** What you need to do **
Return the full material exactly.

━━ Record excerpts

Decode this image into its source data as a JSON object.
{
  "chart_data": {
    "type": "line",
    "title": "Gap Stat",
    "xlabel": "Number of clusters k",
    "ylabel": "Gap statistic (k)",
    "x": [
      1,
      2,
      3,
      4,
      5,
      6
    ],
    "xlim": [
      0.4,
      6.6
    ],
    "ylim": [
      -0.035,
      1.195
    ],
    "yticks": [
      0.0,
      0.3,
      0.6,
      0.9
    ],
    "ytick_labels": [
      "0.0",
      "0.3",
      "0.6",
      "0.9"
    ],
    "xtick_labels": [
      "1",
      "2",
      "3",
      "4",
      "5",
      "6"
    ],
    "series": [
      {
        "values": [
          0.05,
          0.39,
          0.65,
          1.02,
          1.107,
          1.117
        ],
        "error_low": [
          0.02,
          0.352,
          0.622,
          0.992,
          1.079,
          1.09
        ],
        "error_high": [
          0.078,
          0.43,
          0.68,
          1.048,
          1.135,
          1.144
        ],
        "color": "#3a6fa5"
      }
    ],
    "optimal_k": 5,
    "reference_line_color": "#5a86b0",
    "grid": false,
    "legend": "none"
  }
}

━━━━

** Task solution **
Decode this image into its source data as a JSON object.
{
  "chart_data": {
    "type": "line",
    "title": "Gap Stat",
    "xlabel": "Number of clusters k",
    "ylabel": "Gap statistic (k)",
    "x": [
      1,
      2,
      3,
      4,
      5,
      6
    ],
    "xlim": [
      0.4,
      6.6
    ],
    "ylim": [
      -0.035,
      1.195
    ],
    "yticks": [
      0.0,
      0.3,
      0.6,
      0.9
    ],
    "ytick_labels": [
      "0.0",
      "0.3",
      "0.6",
      "0.9"
    ],
    "xtick_labels": [
      "1",
      "2",
      "3",
      "4",
      "5",
      "6"
    ],
    "series": [
      {
        "values": [
          0.05,
          0.39,
          0.65,
          1.02,
          1.107,
          1.117
        ],
        "error_low": [
          0.02,
          0.352,
          0.622,
          0.992,
          1.079,
          1.09
        ],
        "error_high": [
          0.078,
          0.43,
          0.68,
          1.048,
          1.135,
          1.144
        ],
        "color": "#3a6fa5"
      }
    ],
    "optimal_k": 5,
    "reference_line_color": "#5a86b0",
    "grid": false,
    "legend": "none"
  }
}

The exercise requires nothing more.